▸ **QUOTED PASSAGE**:
Hey dude. Went to the hospital. Call me when you get up
Its way too early to be sitting naked at his dining room table...
I think "bars open christmas minneapolis" is the saddest google search i've ever done.
Their flight hasn't even left yet and the 'buy food to keep yourself alive' budget is gone on tequila.
i just deleted quailman, hot hawaiian dude, appalachian swimmer, and connecticut from my phone
we fucked while he was on the clock. He didnt even take off his bullet proof vest. Dont tell me thats not bad ass.
I promise not to drug you or anything. Please come to my birthday party.
the bruise you left on my ass looks like africa. the other just looks like a hand.
Whoever said that remembering a girls name is a basic rule for getting laid has never met me.
his finger was half off and he was more concerned that he wasnt at home shooting cucumbers out of his potato gun.
Everyone was trying to get you to do a keg stand but you refused & instead declared you could do it yourself, crouched on the keg in your 6 inch heels, leaned over, and gave yourself one.
I'm to sober to make life ruining decisions and alcohol is to expensive at this bar for me to fear that level of drunk happening
Yet he continued to eat cereal out of the glove compartment in my car.
you made me suck your tit in the car and kept saying "good boy. I love you so much. good boy."
But I’m still curious to know... how did the homemade porno go?

▸ **AIM OF THE TASK**:
Reproduce the quoted messages above in full, word for word.

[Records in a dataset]
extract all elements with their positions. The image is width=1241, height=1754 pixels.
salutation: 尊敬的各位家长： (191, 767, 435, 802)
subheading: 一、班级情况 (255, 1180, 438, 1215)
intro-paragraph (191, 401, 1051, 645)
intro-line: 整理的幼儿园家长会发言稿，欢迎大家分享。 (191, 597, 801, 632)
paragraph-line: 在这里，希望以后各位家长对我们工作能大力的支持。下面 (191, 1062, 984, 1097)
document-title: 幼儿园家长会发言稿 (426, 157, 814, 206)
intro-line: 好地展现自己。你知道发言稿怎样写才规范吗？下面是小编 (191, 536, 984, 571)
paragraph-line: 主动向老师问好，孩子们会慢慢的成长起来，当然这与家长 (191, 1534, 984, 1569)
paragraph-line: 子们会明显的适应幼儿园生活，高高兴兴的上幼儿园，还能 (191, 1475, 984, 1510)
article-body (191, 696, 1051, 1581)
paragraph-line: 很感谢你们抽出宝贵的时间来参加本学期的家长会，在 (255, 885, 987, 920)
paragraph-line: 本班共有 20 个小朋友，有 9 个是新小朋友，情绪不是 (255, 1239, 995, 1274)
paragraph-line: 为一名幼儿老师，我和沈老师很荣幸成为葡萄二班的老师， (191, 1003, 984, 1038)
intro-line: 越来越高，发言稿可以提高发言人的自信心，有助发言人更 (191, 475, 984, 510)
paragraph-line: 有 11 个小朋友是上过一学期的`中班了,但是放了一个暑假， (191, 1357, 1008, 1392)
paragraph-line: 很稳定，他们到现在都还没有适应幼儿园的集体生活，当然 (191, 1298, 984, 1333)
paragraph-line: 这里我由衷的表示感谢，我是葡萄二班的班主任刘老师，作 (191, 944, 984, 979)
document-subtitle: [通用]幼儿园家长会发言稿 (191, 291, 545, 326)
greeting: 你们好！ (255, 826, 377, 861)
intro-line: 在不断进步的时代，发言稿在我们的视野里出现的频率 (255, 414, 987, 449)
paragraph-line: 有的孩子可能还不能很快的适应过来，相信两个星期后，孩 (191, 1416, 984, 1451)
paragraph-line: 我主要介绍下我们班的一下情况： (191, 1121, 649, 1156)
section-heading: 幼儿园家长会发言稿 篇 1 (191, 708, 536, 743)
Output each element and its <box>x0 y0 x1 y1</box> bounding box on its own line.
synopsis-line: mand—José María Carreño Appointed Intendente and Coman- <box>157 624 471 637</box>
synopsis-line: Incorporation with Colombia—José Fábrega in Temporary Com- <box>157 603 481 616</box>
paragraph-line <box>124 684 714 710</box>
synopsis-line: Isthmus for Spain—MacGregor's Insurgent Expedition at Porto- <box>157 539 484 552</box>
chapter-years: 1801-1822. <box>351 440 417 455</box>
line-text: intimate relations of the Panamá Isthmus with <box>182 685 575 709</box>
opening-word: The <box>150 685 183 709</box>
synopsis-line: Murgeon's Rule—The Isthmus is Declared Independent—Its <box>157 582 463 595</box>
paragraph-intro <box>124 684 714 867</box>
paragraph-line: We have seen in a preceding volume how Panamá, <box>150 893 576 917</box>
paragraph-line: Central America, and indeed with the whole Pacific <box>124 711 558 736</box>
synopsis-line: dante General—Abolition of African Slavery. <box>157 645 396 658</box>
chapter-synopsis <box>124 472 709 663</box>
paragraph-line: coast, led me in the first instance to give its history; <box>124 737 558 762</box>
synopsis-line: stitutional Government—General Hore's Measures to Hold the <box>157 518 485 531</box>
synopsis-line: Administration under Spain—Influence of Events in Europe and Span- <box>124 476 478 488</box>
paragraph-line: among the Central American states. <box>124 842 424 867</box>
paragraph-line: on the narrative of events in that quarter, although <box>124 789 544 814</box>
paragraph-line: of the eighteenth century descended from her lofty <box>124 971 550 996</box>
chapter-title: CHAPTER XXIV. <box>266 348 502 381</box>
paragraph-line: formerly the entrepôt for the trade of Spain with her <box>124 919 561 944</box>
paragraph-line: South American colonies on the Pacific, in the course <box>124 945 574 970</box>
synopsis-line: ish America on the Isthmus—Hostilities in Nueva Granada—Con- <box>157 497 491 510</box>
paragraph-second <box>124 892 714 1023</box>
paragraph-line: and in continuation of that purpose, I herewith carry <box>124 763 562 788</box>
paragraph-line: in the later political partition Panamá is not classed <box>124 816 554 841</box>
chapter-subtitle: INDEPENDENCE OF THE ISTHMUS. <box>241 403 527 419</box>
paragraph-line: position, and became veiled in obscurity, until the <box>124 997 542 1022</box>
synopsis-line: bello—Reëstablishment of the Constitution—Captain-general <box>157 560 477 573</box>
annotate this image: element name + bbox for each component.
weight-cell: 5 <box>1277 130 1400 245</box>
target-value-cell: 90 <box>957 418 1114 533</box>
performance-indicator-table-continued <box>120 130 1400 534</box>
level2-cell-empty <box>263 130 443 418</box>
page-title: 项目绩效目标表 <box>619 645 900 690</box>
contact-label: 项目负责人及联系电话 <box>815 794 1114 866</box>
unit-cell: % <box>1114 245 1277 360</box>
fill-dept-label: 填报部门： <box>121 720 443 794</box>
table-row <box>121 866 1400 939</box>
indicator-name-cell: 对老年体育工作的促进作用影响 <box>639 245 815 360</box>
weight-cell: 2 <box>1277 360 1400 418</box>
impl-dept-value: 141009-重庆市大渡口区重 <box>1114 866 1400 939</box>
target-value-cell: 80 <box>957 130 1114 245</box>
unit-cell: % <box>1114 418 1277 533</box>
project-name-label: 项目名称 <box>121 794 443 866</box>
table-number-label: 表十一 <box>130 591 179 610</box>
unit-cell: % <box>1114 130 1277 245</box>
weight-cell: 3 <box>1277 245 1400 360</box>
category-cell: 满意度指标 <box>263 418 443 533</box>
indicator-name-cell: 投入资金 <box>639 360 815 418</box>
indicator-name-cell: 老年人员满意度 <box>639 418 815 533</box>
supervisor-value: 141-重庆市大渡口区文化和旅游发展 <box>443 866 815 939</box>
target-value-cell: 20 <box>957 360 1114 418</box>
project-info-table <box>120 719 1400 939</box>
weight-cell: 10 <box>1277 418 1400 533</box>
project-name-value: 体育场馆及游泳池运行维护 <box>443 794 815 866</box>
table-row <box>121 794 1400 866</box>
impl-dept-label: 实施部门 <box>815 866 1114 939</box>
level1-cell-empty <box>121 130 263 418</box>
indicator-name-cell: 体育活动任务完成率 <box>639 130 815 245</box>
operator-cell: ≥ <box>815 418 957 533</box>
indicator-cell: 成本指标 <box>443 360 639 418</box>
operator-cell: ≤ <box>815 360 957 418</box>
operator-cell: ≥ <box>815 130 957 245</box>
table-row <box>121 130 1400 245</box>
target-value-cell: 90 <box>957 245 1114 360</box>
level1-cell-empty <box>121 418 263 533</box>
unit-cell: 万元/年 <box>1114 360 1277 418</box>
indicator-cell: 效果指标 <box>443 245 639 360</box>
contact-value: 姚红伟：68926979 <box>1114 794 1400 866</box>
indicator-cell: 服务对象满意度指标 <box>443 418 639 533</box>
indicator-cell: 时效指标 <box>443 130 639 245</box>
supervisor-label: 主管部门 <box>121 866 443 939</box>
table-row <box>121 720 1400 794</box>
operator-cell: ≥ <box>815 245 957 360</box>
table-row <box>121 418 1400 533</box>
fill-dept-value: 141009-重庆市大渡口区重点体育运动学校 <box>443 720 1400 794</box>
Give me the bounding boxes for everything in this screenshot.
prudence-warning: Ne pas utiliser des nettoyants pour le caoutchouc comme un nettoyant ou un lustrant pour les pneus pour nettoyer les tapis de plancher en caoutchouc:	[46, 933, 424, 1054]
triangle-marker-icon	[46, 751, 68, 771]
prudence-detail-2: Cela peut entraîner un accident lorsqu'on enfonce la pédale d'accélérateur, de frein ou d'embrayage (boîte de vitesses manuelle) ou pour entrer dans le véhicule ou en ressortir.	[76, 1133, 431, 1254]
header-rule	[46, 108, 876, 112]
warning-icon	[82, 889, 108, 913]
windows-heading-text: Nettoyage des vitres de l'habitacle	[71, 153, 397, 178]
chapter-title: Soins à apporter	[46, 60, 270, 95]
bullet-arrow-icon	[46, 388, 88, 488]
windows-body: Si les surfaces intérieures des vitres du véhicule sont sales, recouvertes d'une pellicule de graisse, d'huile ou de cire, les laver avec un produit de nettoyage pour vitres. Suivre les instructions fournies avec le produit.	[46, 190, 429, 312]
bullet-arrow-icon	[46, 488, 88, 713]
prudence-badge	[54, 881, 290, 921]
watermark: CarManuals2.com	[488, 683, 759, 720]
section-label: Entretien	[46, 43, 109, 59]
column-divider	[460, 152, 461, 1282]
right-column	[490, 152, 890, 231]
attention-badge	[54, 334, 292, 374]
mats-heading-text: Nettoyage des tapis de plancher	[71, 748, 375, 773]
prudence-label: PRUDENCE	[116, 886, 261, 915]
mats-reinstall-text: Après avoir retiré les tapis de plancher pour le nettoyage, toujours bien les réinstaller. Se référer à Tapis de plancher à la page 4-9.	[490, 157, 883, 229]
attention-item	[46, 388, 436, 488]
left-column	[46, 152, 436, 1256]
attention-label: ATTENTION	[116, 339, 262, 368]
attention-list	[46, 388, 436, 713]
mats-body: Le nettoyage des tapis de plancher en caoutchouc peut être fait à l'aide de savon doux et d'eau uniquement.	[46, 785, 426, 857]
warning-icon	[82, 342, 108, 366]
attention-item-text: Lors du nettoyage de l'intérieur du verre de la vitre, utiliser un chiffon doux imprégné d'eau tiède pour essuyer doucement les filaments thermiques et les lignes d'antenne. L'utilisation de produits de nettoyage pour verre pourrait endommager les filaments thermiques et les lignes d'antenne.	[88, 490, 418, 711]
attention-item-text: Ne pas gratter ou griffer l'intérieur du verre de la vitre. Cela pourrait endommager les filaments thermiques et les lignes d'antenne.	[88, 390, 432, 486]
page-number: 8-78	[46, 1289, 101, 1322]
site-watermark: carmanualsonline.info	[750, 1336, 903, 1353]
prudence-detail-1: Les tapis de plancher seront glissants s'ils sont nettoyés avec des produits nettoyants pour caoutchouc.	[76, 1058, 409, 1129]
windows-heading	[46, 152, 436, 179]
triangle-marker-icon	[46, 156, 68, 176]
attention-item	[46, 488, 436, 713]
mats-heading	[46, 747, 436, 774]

▸ **REPLY TO THE TASK**:
Hey dude. Went to the hospital. Call me when you get up
Its way too early to be sitting naked at his dining room table...
I think "bars open christmas minneapolis" is the saddest google search i've ever done.
Their flight hasn't even left yet and the 'buy food to keep yourself alive' budget is gone on tequila.
i just deleted quailman, hot hawaiian dude, appalachian swimmer, and connecticut from my phone
we fucked while he was on the clock. He didnt even take off his bullet proof vest. Dont tell me thats not bad ass.
I promise not to drug you or anything. Please come to my birthday party.
the bruise you left on my ass looks like africa. the other just looks like a hand.
Whoever said that remembering a girls name is a basic rule for getting laid has never met me.
his finger was half off and he was more concerned that he wasnt at home shooting cucumbers out of his potato gun.
Everyone was trying to get you to do a keg stand but you refused & instead declared you could do it yourself, crouched on the keg in your 6 inch heels, leaned over, and gave yourself one.
I'm to sober to make life ruining decisions and alcohol is to expensive at this bar for me to fear that level of drunk happening
Yet he continued to eat cereal out of the glove compartment in my car.
you made me suck your tit in the car and kept saying "good boy. I love you so much. good boy."
But I’m still curious to know... how did the homemade porno go?